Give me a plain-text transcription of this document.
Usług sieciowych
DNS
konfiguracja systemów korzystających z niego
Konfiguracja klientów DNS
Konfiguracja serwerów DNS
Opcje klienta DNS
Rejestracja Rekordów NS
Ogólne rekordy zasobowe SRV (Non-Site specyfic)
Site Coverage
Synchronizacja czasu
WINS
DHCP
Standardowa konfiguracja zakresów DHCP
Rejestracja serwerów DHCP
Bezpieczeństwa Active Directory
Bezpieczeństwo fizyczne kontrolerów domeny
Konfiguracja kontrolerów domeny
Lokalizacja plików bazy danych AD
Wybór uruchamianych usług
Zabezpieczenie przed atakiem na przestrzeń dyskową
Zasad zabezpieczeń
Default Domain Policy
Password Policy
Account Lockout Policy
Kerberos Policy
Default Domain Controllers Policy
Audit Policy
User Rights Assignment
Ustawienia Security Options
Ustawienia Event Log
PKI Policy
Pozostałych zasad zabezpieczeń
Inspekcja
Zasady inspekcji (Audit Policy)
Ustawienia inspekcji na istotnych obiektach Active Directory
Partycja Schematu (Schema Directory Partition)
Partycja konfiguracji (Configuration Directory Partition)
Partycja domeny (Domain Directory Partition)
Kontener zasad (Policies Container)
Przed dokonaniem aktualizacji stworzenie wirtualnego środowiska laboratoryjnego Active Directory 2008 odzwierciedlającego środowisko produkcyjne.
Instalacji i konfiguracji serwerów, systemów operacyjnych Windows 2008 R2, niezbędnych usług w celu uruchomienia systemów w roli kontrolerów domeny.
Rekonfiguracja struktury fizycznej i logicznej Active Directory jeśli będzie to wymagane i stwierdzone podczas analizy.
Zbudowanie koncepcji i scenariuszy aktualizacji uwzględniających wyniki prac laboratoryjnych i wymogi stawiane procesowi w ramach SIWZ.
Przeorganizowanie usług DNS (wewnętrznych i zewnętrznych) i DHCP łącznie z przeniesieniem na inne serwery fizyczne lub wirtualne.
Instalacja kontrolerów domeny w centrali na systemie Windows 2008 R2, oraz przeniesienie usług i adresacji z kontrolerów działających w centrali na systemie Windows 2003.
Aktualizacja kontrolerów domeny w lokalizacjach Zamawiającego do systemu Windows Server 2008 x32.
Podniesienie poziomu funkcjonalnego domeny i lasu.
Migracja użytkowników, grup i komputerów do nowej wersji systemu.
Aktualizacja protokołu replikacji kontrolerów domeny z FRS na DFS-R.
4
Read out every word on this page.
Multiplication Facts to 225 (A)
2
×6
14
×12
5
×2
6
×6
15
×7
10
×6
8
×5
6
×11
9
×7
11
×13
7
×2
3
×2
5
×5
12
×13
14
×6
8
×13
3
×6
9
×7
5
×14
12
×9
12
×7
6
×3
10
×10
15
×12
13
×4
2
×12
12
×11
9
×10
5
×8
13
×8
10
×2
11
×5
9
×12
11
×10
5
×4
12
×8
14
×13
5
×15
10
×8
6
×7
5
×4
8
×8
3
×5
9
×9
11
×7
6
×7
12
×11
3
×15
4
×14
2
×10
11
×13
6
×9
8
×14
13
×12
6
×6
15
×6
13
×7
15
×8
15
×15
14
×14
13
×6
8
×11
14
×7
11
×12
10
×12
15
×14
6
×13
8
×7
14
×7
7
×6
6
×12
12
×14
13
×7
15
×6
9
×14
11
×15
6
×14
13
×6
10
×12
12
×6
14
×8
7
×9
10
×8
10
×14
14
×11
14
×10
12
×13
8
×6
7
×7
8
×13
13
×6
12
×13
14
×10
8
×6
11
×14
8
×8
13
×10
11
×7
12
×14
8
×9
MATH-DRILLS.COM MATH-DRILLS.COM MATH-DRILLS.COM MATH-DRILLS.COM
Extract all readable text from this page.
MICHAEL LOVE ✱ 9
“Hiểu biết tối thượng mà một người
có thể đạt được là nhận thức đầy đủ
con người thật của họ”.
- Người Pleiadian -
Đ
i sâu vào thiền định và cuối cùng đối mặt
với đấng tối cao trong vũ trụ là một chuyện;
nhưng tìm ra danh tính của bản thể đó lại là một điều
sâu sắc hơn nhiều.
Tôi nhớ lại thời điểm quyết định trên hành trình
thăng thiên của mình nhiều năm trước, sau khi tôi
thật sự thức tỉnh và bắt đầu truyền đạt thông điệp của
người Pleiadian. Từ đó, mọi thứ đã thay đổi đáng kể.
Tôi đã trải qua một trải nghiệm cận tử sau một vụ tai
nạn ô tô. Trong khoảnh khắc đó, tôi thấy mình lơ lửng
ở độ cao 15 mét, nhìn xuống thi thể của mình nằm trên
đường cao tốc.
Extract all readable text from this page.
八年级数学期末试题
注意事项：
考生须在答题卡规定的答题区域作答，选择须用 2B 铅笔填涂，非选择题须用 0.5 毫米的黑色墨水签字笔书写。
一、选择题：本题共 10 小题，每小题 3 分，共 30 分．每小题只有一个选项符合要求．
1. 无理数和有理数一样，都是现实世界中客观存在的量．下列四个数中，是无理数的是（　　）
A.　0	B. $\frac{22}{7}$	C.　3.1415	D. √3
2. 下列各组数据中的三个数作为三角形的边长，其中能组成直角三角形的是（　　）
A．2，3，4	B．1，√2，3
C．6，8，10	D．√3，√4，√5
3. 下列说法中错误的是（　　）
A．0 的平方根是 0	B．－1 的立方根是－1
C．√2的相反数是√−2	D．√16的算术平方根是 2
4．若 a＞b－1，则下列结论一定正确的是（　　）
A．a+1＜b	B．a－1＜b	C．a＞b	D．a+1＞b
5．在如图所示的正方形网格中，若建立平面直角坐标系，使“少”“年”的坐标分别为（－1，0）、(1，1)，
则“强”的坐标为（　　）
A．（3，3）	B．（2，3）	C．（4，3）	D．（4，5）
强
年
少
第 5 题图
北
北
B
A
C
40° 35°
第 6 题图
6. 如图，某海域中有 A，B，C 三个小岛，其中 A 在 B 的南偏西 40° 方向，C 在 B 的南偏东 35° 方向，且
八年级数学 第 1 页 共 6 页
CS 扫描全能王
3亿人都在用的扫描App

The problem >>
Faithfully copy every entry, leaving nothing out.

Completed exercise >>
Give me a plain-text transcription of this document.
Usług sieciowych
DNS
konfiguracja systemów korzystających z niego
Konfiguracja klientów DNS
Konfiguracja serwerów DNS
Opcje klienta DNS
Rejestracja Rekordów NS
Ogólne rekordy zasobowe SRV (Non-Site specyfic)
Site Coverage
Synchronizacja czasu
WINS
DHCP
Standardowa konfiguracja zakresów DHCP
Rejestracja serwerów DHCP
Bezpieczeństwa Active Directory
Bezpieczeństwo fizyczne kontrolerów domeny
Konfiguracja kontrolerów domeny
Lokalizacja plików bazy danych AD
Wybór uruchamianych usług
Zabezpieczenie przed atakiem na przestrzeń dyskową
Zasad zabezpieczeń
Default Domain Policy
Password Policy
Account Lockout Policy
Kerberos Policy
Default Domain Controllers Policy
Audit Policy
User Rights Assignment
Ustawienia Security Options
Ustawienia Event Log
PKI Policy
Pozostałych zasad zabezpieczeń
Inspekcja
Zasady inspekcji (Audit Policy)
Ustawienia inspekcji na istotnych obiektach Active Directory
Partycja Schematu (Schema Directory Partition)
Partycja konfiguracji (Configuration Directory Partition)
Partycja domeny (Domain Directory Partition)
Kontener zasad (Policies Container)
Przed dokonaniem aktualizacji stworzenie wirtualnego środowiska laboratoryjnego Active Directory 2008 odzwierciedlającego środowisko produkcyjne.
Instalacji i konfiguracji serwerów, systemów operacyjnych Windows 2008 R2, niezbędnych usług w celu uruchomienia systemów w roli kontrolerów domeny.
Rekonfiguracja struktury fizycznej i logicznej Active Directory jeśli będzie to wymagane i stwierdzone podczas analizy.
Zbudowanie koncepcji i scenariuszy aktualizacji uwzględniających wyniki prac laboratoryjnych i wymogi stawiane procesowi w ramach SIWZ.
Przeorganizowanie usług DNS (wewnętrznych i zewnętrznych) i DHCP łącznie z przeniesieniem na inne serwery fizyczne lub wirtualne.
Instalacja kontrolerów domeny w centrali na systemie Windows 2008 R2, oraz przeniesienie usług i adresacji z kontrolerów działających w centrali na systemie Windows 2003.
Aktualizacja kontrolerów domeny w lokalizacjach Zamawiającego do systemu Windows Server 2008 x32.
Podniesienie poziomu funkcjonalnego domeny i lasu.
Migracja użytkowników, grup i komputerów do nowej wersji systemu.
Aktualizacja protokołu replikacji kontrolerów domeny z FRS na DFS-R.
4
Read out every word on this page.
Multiplication Facts to 225 (A)
2
×6
14
×12
5
×2
6
×6
15
×7
10
×6
8
×5
6
×11
9
×7
11
×13
7
×2
3
×2
5
×5
12
×13
14
×6
8
×13
3
×6
9
×7
5
×14
12
×9
12
×7
6
×3
10
×10
15
×12
13
×4
2
×12
12
×11
9
×10
5
×8
13
×8
10
×2
11
×5
9
×12
11
×10
5
×4
12
×8
14
×13
5
×15
10
×8
6
×7
5
×4
8
×8
3
×5
9
×9
11
×7
6
×7
12
×11
3
×15
4
×14
2
×10
11
×13
6
×9
8
×14
13
×12
6
×6
15
×6
13
×7
15
×8
15
×15
14
×14
13
×6
8
×11
14
×7
11
×12
10
×12
15
×14
6
×13
8
×7
14
×7
7
×6
6
×12
12
×14
13
×7
15
×6
9
×14
11
×15
6
×14
13
×6
10
×12
12
×6
14
×8
7
×9
10
×8
10
×14
14
×11
14
×10
12
×13
8
×6
7
×7
8
×13
13
×6
12
×13
14
×10
8
×6
11
×14
8
×8
13
×10
11
×7
12
×14
8
×9
MATH-DRILLS.COM MATH-DRILLS.COM MATH-DRILLS.COM MATH-DRILLS.COM
Extract all readable text from this page.
MICHAEL LOVE ✱ 9
“Hiểu biết tối thượng mà một người
có thể đạt được là nhận thức đầy đủ
con người thật của họ”.
- Người Pleiadian -
Đ
i sâu vào thiền định và cuối cùng đối mặt
với đấng tối cao trong vũ trụ là một chuyện;
nhưng tìm ra danh tính của bản thể đó lại là một điều
sâu sắc hơn nhiều.
Tôi nhớ lại thời điểm quyết định trên hành trình
thăng thiên của mình nhiều năm trước, sau khi tôi
thật sự thức tỉnh và bắt đầu truyền đạt thông điệp của
người Pleiadian. Từ đó, mọi thứ đã thay đổi đáng kể.
Tôi đã trải qua một trải nghiệm cận tử sau một vụ tai
nạn ô tô. Trong khoảnh khắc đó, tôi thấy mình lơ lửng
ở độ cao 15 mét, nhìn xuống thi thể của mình nằm trên
đường cao tốc.
Extract all readable text from this page.
八年级数学期末试题
注意事项：
考生须在答题卡规定的答题区域作答，选择须用 2B 铅笔填涂，非选择题须用 0.5 毫米的黑色墨水签字笔书写。
一、选择题：本题共 10 小题，每小题 3 分，共 30 分．每小题只有一个选项符合要求．
1. 无理数和有理数一样，都是现实世界中客观存在的量．下列四个数中，是无理数的是（　　）
A.　0	B. $\frac{22}{7}$	C.　3.1415	D. √3
2. 下列各组数据中的三个数作为三角形的边长，其中能组成直角三角形的是（　　）
A．2，3，4	B．1，√2，3
C．6，8，10	D．√3，√4，√5
3. 下列说法中错误的是（　　）
A．0 的平方根是 0	B．－1 的立方根是－1
C．√2的相反数是√−2	D．√16的算术平方根是 2
4．若 a＞b－1，则下列结论一定正确的是（　　）
A．a+1＜b	B．a－1＜b	C．a＞b	D．a+1＞b
5．在如图所示的正方形网格中，若建立平面直角坐标系，使“少”“年”的坐标分别为（－1，0）、(1，1)，
则“强”的坐标为（　　）
A．（3，3）	B．（2，3）	C．（4，3）	D．（4，5）
强
年
少
第 5 题图
北
北
B
A
C
40° 35°
第 6 题图
6. 如图，某海域中有 A，B，C 三个小岛，其中 A 在 B 的南偏西 40° 方向，C 在 B 的南偏东 35° 方向，且
八年级数学 第 1 页 共 6 页
CS 扫描全能王
3亿人都在用的扫描App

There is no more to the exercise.